▶ _Written problem_:
Reproduce each line exactly. Skip none.

================

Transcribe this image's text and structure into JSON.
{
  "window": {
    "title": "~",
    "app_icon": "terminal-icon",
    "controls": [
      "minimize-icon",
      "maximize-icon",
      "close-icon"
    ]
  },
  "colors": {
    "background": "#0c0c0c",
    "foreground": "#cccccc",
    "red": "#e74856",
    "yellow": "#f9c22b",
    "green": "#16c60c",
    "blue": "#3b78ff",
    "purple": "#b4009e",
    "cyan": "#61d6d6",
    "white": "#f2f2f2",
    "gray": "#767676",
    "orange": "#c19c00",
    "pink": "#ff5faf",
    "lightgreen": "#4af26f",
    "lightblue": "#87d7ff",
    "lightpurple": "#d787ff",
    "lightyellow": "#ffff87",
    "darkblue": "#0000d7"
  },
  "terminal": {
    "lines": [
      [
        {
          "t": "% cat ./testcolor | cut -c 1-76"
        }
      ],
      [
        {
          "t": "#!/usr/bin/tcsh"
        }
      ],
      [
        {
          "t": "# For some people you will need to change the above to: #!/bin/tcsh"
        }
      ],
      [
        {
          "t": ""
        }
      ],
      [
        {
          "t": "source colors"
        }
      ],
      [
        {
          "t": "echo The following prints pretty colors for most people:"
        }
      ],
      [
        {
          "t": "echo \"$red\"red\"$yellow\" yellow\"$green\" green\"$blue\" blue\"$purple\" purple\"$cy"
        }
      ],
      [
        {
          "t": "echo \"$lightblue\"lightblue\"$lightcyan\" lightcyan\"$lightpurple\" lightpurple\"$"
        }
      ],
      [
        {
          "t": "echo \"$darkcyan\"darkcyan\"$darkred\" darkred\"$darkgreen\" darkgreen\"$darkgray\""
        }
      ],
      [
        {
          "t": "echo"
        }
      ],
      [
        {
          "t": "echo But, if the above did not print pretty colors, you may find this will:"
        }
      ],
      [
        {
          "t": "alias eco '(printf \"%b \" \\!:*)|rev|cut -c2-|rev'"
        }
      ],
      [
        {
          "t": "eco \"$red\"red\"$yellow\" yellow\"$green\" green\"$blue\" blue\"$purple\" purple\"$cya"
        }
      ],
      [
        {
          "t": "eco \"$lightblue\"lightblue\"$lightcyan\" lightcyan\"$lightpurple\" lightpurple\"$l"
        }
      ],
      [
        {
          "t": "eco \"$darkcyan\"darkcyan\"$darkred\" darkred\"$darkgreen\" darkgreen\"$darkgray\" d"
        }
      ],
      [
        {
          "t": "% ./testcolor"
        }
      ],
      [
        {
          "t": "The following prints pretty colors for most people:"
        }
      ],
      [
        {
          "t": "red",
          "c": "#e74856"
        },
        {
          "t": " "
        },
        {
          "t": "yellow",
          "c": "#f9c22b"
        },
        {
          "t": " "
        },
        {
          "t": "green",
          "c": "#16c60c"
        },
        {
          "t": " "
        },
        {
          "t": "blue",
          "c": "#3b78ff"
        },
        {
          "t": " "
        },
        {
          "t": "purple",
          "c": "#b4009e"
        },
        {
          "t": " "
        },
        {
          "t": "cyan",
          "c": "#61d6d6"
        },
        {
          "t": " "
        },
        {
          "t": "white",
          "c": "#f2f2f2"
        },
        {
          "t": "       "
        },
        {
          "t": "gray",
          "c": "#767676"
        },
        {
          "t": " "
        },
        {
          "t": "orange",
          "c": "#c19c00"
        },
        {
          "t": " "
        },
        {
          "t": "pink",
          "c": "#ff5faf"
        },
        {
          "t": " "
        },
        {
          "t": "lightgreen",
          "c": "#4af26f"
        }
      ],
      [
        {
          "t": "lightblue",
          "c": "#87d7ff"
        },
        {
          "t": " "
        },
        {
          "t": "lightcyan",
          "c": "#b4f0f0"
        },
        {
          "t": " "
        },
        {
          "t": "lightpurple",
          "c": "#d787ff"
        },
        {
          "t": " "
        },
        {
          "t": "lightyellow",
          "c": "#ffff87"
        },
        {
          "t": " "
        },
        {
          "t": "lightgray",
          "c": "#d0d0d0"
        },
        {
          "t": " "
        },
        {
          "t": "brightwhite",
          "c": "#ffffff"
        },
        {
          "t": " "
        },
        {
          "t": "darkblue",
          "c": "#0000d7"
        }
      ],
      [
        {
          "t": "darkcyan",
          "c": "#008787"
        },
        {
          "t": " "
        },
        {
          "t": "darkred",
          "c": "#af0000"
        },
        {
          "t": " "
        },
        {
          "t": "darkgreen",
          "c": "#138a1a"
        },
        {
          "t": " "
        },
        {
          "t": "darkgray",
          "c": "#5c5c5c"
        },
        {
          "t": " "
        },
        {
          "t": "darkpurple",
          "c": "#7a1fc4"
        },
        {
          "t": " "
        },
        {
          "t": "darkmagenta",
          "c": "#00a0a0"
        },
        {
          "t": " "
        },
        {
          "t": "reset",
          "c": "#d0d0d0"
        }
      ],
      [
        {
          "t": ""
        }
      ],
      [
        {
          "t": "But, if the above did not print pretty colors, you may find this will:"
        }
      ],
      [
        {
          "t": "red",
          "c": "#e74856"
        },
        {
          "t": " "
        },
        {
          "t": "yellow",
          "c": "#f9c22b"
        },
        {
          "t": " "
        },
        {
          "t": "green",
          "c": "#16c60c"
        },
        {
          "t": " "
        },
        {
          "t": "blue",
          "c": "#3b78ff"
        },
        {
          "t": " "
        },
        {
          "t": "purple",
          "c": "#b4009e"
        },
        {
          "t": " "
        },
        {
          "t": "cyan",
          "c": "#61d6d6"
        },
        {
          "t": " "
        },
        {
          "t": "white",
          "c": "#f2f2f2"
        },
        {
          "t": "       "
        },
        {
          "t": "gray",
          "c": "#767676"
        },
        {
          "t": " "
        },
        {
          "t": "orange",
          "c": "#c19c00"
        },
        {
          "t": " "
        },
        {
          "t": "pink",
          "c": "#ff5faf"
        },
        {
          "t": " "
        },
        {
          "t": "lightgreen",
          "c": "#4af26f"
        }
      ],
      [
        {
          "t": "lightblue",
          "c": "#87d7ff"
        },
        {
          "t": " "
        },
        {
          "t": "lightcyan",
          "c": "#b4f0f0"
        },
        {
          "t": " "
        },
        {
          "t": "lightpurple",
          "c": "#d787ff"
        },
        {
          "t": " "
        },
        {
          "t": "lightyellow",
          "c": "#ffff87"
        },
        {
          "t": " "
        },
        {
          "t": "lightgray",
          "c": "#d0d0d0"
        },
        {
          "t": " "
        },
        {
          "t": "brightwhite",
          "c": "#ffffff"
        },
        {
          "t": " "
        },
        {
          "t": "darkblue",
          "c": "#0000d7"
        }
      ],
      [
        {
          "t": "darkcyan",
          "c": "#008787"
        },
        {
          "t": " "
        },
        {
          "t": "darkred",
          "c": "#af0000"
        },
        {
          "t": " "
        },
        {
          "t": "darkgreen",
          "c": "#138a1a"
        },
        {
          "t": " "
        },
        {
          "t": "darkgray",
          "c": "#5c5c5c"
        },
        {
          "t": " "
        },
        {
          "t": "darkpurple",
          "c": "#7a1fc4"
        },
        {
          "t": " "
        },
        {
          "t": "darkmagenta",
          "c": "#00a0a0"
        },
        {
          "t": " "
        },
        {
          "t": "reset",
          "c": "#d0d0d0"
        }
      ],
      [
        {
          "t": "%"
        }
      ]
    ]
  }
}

================

▶ _Exercise output_:
Transcribe this image's text and structure into JSON.
{
  "window": {
    "title": "~",
    "app_icon": "terminal-icon",
    "controls": [
      "minimize-icon",
      "maximize-icon",
      "close-icon"
    ]
  },
  "colors": {
    "background": "#0c0c0c",
    "foreground": "#cccccc",
    "red": "#e74856",
    "yellow": "#f9c22b",
    "green": "#16c60c",
    "blue": "#3b78ff",
    "purple": "#b4009e",
    "cyan": "#61d6d6",
    "white": "#f2f2f2",
    "gray": "#767676",
    "orange": "#c19c00",
    "pink": "#ff5faf",
    "lightgreen": "#4af26f",
    "lightblue": "#87d7ff",
    "lightpurple": "#d787ff",
    "lightyellow": "#ffff87",
    "darkblue": "#0000d7"
  },
  "terminal": {
    "lines": [
      [
        {
          "t": "% cat ./testcolor | cut -c 1-76"
        }
      ],
      [
        {
          "t": "#!/usr/bin/tcsh"
        }
      ],
      [
        {
          "t": "# For some people you will need to change the above to: #!/bin/tcsh"
        }
      ],
      [
        {
          "t": ""
        }
      ],
      [
        {
          "t": "source colors"
        }
      ],
      [
        {
          "t": "echo The following prints pretty colors for most people:"
        }
      ],
      [
        {
          "t": "echo \"$red\"red\"$yellow\" yellow\"$green\" green\"$blue\" blue\"$purple\" purple\"$cy"
        }
      ],
      [
        {
          "t": "echo \"$lightblue\"lightblue\"$lightcyan\" lightcyan\"$lightpurple\" lightpurple\"$"
        }
      ],
      [
        {
          "t": "echo \"$darkcyan\"darkcyan\"$darkred\" darkred\"$darkgreen\" darkgreen\"$darkgray\""
        }
      ],
      [
        {
          "t": "echo"
        }
      ],
      [
        {
          "t": "echo But, if the above did not print pretty colors, you may find this will:"
        }
      ],
      [
        {
          "t": "alias eco '(printf \"%b \" \\!:*)|rev|cut -c2-|rev'"
        }
      ],
      [
        {
          "t": "eco \"$red\"red\"$yellow\" yellow\"$green\" green\"$blue\" blue\"$purple\" purple\"$cya"
        }
      ],
      [
        {
          "t": "eco \"$lightblue\"lightblue\"$lightcyan\" lightcyan\"$lightpurple\" lightpurple\"$l"
        }
      ],
      [
        {
          "t": "eco \"$darkcyan\"darkcyan\"$darkred\" darkred\"$darkgreen\" darkgreen\"$darkgray\" d"
        }
      ],
      [
        {
          "t": "% ./testcolor"
        }
      ],
      [
        {
          "t": "The following prints pretty colors for most people:"
        }
      ],
      [
        {
          "t": "red",
          "c": "#e74856"
        },
        {
          "t": " "
        },
        {
          "t": "yellow",
          "c": "#f9c22b"
        },
        {
          "t": " "
        },
        {
          "t": "green",
          "c": "#16c60c"
        },
        {
          "t": " "
        },
        {
          "t": "blue",
          "c": "#3b78ff"
        },
        {
          "t": " "
        },
        {
          "t": "purple",
          "c": "#b4009e"
        },
        {
          "t": " "
        },
        {
          "t": "cyan",
          "c": "#61d6d6"
        },
        {
          "t": " "
        },
        {
          "t": "white",
          "c": "#f2f2f2"
        },
        {
          "t": "       "
        },
        {
          "t": "gray",
          "c": "#767676"
        },
        {
          "t": " "
        },
        {
          "t": "orange",
          "c": "#c19c00"
        },
        {
          "t": " "
        },
        {
          "t": "pink",
          "c": "#ff5faf"
        },
        {
          "t": " "
        },
        {
          "t": "lightgreen",
          "c": "#4af26f"
        }
      ],
      [
        {
          "t": "lightblue",
          "c": "#87d7ff"
        },
        {
          "t": " "
        },
        {
          "t": "lightcyan",
          "c": "#b4f0f0"
        },
        {
          "t": " "
        },
        {
          "t": "lightpurple",
          "c": "#d787ff"
        },
        {
          "t": " "
        },
        {
          "t": "lightyellow",
          "c": "#ffff87"
        },
        {
          "t": " "
        },
        {
          "t": "lightgray",
          "c": "#d0d0d0"
        },
        {
          "t": " "
        },
        {
          "t": "brightwhite",
          "c": "#ffffff"
        },
        {
          "t": " "
        },
        {
          "t": "darkblue",
          "c": "#0000d7"
        }
      ],
      [
        {
          "t": "darkcyan",
          "c": "#008787"
        },
        {
          "t": " "
        },
        {
          "t": "darkred",
          "c": "#af0000"
        },
        {
          "t": " "
        },
        {
          "t": "darkgreen",
          "c": "#138a1a"
        },
        {
          "t": " "
        },
        {
          "t": "darkgray",
          "c": "#5c5c5c"
        },
        {
          "t": " "
        },
        {
          "t": "darkpurple",
          "c": "#7a1fc4"
        },
        {
          "t": " "
        },
        {
          "t": "darkmagenta",
          "c": "#00a0a0"
        },
        {
          "t": " "
        },
        {
          "t": "reset",
          "c": "#d0d0d0"
        }
      ],
      [
        {
          "t": ""
        }
      ],
      [
        {
          "t": "But, if the above did not print pretty colors, you may find this will:"
        }
      ],
      [
        {
          "t": "red",
          "c": "#e74856"
        },
        {
          "t": " "
        },
        {
          "t": "yellow",
          "c": "#f9c22b"
        },
        {
          "t": " "
        },
        {
          "t": "green",
          "c": "#16c60c"
        },
        {
          "t": " "
        },
        {
          "t": "blue",
          "c": "#3b78ff"
        },
        {
          "t": " "
        },
        {
          "t": "purple",
          "c": "#b4009e"
        },
        {
          "t": " "
        },
        {
          "t": "cyan",
          "c": "#61d6d6"
        },
        {
          "t": " "
        },
        {
          "t": "white",
          "c": "#f2f2f2"
        },
        {
          "t": "       "
        },
        {
          "t": "gray",
          "c": "#767676"
        },
        {
          "t": " "
        },
        {
          "t": "orange",
          "c": "#c19c00"
        },
        {
          "t": " "
        },
        {
          "t": "pink",
          "c": "#ff5faf"
        },
        {
          "t": " "
        },
        {
          "t": "lightgreen",
          "c": "#4af26f"
        }
      ],
      [
        {
          "t": "lightblue",
          "c": "#87d7ff"
        },
        {
          "t": " "
        },
        {
          "t": "lightcyan",
          "c": "#b4f0f0"
        },
        {
          "t": " "
        },
        {
          "t": "lightpurple",
          "c": "#d787ff"
        },
        {
          "t": " "
        },
        {
          "t": "lightyellow",
          "c": "#ffff87"
        },
        {
          "t": " "
        },
        {
          "t": "lightgray",
          "c": "#d0d0d0"
        },
        {
          "t": " "
        },
        {
          "t": "brightwhite",
          "c": "#ffffff"
        },
        {
          "t": " "
        },
        {
          "t": "darkblue",
          "c": "#0000d7"
        }
      ],
      [
        {
          "t": "darkcyan",
          "c": "#008787"
        },
        {
          "t": " "
        },
        {
          "t": "darkred",
          "c": "#af0000"
        },
        {
          "t": " "
        },
        {
          "t": "darkgreen",
          "c": "#138a1a"
        },
        {
          "t": " "
        },
        {
          "t": "darkgray",
          "c": "#5c5c5c"
        },
        {
          "t": " "
        },
        {
          "t": "darkpurple",
          "c": "#7a1fc4"
        },
        {
          "t": " "
        },
        {
          "t": "darkmagenta",
          "c": "#00a0a0"
        },
        {
          "t": " "
        },
        {
          "t": "reset",
          "c": "#d0d0d0"
        }
      ],
      [
        {
          "t": "%"
        }
      ]
    ]
  }
}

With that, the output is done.